* BRANO:
__________

REDAZIONE BOLOGNA

Operato per alluce valgo. Ma ha perso piede e gamba

Operato per alluce valgo. Ma ha perso piede e gamba

Era una semplice operazione di correzione dell’alluce valgo. Per un uomo di 77 anni, invece, si è trasformato in un calvario che ha portato all’amputazione del piede sinistro e della gamba destra. Aveva infatti alcune patologie che non furono riscontrate, il 23 novembre 2016 e che avrebbero portato a una controindicazione dell’intervento il quale ebbe esiti disastrosi, unito a un’infezione contratta in sala operatoria. È per questo che tre strutture ospedaliere sono state condannate a risarcire l’uomo e i suoi due figli, in misura diversa, da un giudice di Bologna il quale, anche sulla scorta di una consulenza tecnica d’ufficio, ha rilevato come l’operazione sia stata eseguita senza procedere ai "necessari e doverosi accertamenti angiologici" nella casa di cura Villa Erbosa "dove peraltro il paziente contraeva un’infezione" poi "non adeguatamente e tempestivamente curata dai sanitari". All’Istituto Humanitas Mater Domini di Castellanza, in provincia di Varese, si contesta la tardiva individuazione del quadro settico e il tardivo ricovero dopo un accesso al Pronto soccorso quando la situazione era già grave. "L’evoluzione negativa delle condizioni del paziente in seguito registratasi, culminata dapprima con l’amputazione del piede sinistro e poi della gamba destra, trova dunque origine nelle condotte negligenti attuata dalle due strutture", scrive il giudice. In questa sequenza già in atto "si è innestato il contributo dell’allora Asst di Monza ospedale San Gerardo (ora Fondazione San Gerardo dei Tintori, ndr) che, omettendo di intervenire in modo tempestivo e adeguato, ha contribuito all’epilogo del decorso clinico con l’amputazione dell’altro arto". Era stato una prima volta dimesso con la prescrizione di un farmaco "sostanzialmente inutile" e le sue condizioni erano peggiorate. Con l’uomo, assistito dall’avvocato Giuseppe Badolato, sono stati risarciti anche i due figli, uno, in particolare, quello che l’ha assistito più da vicino, per il peggioramento delle sue condizioni di vita. Il giudice sottolinea anche come gli ospedali chiamati in causa non si siano presentati al tentativo di mediazione "determinandone il fallimento, senza addurre alcun giustificato motivo che non può essere ravvisato nella ritenuta infondatezza della domanda" del paziente rimasto invalido che si è visto riconoscere un danno biologico permanete incrementato dalla sofferenza morale.

__________

* DATI FORNITI:
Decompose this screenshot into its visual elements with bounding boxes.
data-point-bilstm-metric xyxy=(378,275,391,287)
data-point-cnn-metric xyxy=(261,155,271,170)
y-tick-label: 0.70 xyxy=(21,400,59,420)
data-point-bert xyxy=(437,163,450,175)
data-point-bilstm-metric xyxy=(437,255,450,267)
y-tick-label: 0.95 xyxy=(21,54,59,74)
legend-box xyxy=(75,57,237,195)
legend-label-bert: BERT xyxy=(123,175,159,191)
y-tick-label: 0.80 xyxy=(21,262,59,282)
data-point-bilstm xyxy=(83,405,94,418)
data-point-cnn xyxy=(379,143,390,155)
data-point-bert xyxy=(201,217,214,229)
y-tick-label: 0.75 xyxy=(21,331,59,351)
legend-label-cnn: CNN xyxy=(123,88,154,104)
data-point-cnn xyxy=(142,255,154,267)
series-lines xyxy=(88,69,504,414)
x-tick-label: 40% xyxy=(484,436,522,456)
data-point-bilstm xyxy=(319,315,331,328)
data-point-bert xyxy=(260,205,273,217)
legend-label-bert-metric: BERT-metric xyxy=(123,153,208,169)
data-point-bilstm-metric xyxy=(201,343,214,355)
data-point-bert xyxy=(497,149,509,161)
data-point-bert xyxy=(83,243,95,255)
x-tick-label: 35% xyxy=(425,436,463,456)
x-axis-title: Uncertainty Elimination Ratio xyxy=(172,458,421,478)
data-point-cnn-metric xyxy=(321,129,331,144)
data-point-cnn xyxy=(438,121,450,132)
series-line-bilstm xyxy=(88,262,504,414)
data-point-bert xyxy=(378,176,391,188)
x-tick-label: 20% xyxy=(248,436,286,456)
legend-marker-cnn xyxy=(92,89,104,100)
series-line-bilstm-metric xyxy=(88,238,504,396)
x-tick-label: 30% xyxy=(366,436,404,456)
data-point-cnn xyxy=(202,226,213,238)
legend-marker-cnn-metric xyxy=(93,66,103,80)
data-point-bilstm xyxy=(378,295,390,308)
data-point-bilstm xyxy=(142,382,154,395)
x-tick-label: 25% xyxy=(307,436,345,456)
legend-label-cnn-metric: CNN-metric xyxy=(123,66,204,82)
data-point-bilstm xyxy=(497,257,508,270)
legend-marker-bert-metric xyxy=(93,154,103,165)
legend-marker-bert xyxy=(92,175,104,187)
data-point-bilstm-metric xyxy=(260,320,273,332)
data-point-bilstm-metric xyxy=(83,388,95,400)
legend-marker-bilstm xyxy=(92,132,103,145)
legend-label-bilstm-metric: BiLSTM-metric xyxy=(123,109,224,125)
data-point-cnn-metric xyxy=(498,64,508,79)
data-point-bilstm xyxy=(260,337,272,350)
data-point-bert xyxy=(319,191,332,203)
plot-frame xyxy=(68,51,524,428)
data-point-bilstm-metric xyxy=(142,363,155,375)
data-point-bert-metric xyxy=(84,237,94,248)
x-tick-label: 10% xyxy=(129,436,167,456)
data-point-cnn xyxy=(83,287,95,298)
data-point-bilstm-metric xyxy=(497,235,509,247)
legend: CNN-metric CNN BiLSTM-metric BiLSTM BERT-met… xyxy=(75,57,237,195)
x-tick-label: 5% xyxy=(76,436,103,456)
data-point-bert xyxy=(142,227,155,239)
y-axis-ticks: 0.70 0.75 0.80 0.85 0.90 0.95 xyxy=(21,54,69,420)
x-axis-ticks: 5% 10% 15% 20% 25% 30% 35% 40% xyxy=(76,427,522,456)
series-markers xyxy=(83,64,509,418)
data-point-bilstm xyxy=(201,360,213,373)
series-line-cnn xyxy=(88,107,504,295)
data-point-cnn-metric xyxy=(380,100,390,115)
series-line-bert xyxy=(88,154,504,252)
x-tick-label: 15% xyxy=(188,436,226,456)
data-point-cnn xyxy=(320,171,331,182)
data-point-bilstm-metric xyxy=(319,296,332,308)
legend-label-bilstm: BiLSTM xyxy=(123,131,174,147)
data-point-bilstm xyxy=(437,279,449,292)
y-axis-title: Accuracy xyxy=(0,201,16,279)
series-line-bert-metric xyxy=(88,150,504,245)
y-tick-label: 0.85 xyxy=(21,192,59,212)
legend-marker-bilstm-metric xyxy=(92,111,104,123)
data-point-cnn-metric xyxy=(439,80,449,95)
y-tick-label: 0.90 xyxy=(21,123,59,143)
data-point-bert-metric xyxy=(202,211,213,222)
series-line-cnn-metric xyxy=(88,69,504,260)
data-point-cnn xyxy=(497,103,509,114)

__________

* ATTIVITÀ 1:
Rispondi a queste domande sull'articolo dell'operazione all'alluce valgo:
(a) Quanti anni ha l'uomo operato?
(b) In quale provincia si trova l'Istituto Humanitas Mater Domini di Castellanza?
(c) Come si chiama oggi quella che nell'articolo è indicata come "l'allora Asst di Monza ospedale San Gerardo"?
* ATTIVITÀ 2: Riscrivi in forma di elenco il paragrafo dell'articolo che inizia con "Era una semplice operazione". Mantieni i fatti principali.

* RISPOSTA 1:
(a) 77 anni.
(b) In provincia di Varese.
(c) Fondazione San Gerardo dei Tintori.

* RISPOSTA 2:
- Un uomo di 77 anni si opera all'alluce valgo il 23 novembre 2016.
- Alcune sue patologie, che avrebbero sconsigliato l'intervento, non vengono riscontrate.
- L'operazione va male, anche per un'infezione presa in sala operatoria.
- L'uomo perde prima il piede sinistro e poi la gamba destra.
- Un giudice di Bologna condanna tre strutture ospedaliere a risarcire, in misura diversa, l'uomo e i suoi due figli.
- Il giudice si basa anche su una consulenza tecnica d'ufficio.
- Casa di cura Villa Erbosa: opera senza i "necessari e doverosi accertamenti angiologici". Qui il paziente prende un'infezione, che non viene curata in modo adeguato e in tempo.
- Istituto Humanitas Mater Domini di Castellanza (Varese): riconosce tardi il quadro settico e ricovera tardi il paziente dopo un accesso al Pronto soccorso, quando la situazione è già grave.
- Asst di Monza ospedale San Gerardo (ora Fondazione San Gerardo dei Tintori): non interviene in modo tempestivo e adeguato e contribuisce all'amputazione dell'altro arto. La prima volta dimette l'uomo con un farmaco "sostanzialmente inutile" e le sue condizioni peggiorano.
- Sono risarciti anche i due figli, in particolare quello che lo ha assistito più da vicino, per il peggioramento della sua vita.
- Gli ospedali non si presentano al tentativo di mediazione e lo fanno fallire senza un motivo giustificato.
- All'uomo, assistito dall'avvocato Giuseppe Badolato, viene riconosciuto un danno biologico permanente, aumentato dalla sofferenza morale.